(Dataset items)
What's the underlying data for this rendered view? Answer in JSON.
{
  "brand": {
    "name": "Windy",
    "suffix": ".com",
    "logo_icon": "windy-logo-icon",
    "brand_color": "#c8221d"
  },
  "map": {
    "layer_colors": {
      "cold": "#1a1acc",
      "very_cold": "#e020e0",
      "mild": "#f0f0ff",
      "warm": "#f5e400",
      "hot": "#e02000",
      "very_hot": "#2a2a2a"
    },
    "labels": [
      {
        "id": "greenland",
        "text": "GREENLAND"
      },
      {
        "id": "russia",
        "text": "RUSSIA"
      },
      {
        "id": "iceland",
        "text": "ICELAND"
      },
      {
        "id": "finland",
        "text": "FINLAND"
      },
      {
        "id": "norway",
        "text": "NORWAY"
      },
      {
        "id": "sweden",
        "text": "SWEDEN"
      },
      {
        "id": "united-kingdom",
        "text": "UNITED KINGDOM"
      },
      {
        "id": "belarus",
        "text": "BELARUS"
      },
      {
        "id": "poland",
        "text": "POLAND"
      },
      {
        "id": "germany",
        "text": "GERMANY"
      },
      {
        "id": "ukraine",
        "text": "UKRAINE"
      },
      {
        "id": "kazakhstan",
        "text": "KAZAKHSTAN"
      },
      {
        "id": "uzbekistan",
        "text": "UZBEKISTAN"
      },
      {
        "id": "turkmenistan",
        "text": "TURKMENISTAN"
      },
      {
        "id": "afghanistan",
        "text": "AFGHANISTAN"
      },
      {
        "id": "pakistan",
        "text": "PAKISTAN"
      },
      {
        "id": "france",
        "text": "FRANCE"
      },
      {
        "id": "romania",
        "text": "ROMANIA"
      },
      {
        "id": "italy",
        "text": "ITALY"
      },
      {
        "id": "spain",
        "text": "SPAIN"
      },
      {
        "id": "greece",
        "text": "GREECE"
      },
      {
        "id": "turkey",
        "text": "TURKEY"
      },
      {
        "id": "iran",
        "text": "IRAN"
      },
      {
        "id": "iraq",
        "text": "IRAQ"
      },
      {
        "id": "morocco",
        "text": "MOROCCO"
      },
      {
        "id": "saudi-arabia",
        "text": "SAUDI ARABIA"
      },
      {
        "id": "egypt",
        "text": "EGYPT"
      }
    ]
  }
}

• [What is required]: All of the lines above need to be given again exactly.

• [Exercise answer]:
What's the underlying data for this rendered view? Answer in JSON.
{
  "brand": {
    "name": "Windy",
    "suffix": ".com",
    "logo_icon": "windy-logo-icon",
    "brand_color": "#c8221d"
  },
  "map": {
    "layer_colors": {
      "cold": "#1a1acc",
      "very_cold": "#e020e0",
      "mild": "#f0f0ff",
      "warm": "#f5e400",
      "hot": "#e02000",
      "very_hot": "#2a2a2a"
    },
    "labels": [
      {
        "id": "greenland",
        "text": "GREENLAND"
      },
      {
        "id": "russia",
        "text": "RUSSIA"
      },
      {
        "id": "iceland",
        "text": "ICELAND"
      },
      {
        "id": "finland",
        "text": "FINLAND"
      },
      {
        "id": "norway",
        "text": "NORWAY"
      },
      {
        "id": "sweden",
        "text": "SWEDEN"
      },
      {
        "id": "united-kingdom",
        "text": "UNITED KINGDOM"
      },
      {
        "id": "belarus",
        "text": "BELARUS"
      },
      {
        "id": "poland",
        "text": "POLAND"
      },
      {
        "id": "germany",
        "text": "GERMANY"
      },
      {
        "id": "ukraine",
        "text": "UKRAINE"
      },
      {
        "id": "kazakhstan",
        "text": "KAZAKHSTAN"
      },
      {
        "id": "uzbekistan",
        "text": "UZBEKISTAN"
      },
      {
        "id": "turkmenistan",
        "text": "TURKMENISTAN"
      },
      {
        "id": "afghanistan",
        "text": "AFGHANISTAN"
      },
      {
        "id": "pakistan",
        "text": "PAKISTAN"
      },
      {
        "id": "france",
        "text": "FRANCE"
      },
      {
        "id": "romania",
        "text": "ROMANIA"
      },
      {
        "id": "italy",
        "text": "ITALY"
      },
      {
        "id": "spain",
        "text": "SPAIN"
      },
      {
        "id": "greece",
        "text": "GREECE"
      },
      {
        "id": "turkey",
        "text": "TURKEY"
      },
      {
        "id": "iran",
        "text": "IRAN"
      },
      {
        "id": "iraq",
        "text": "IRAQ"
      },
      {
        "id": "morocco",
        "text": "MOROCCO"
      },
      {
        "id": "saudi-arabia",
        "text": "SAUDI ARABIA"
      },
      {
        "id": "egypt",
        "text": "EGYPT"
      }
    ]
  }
}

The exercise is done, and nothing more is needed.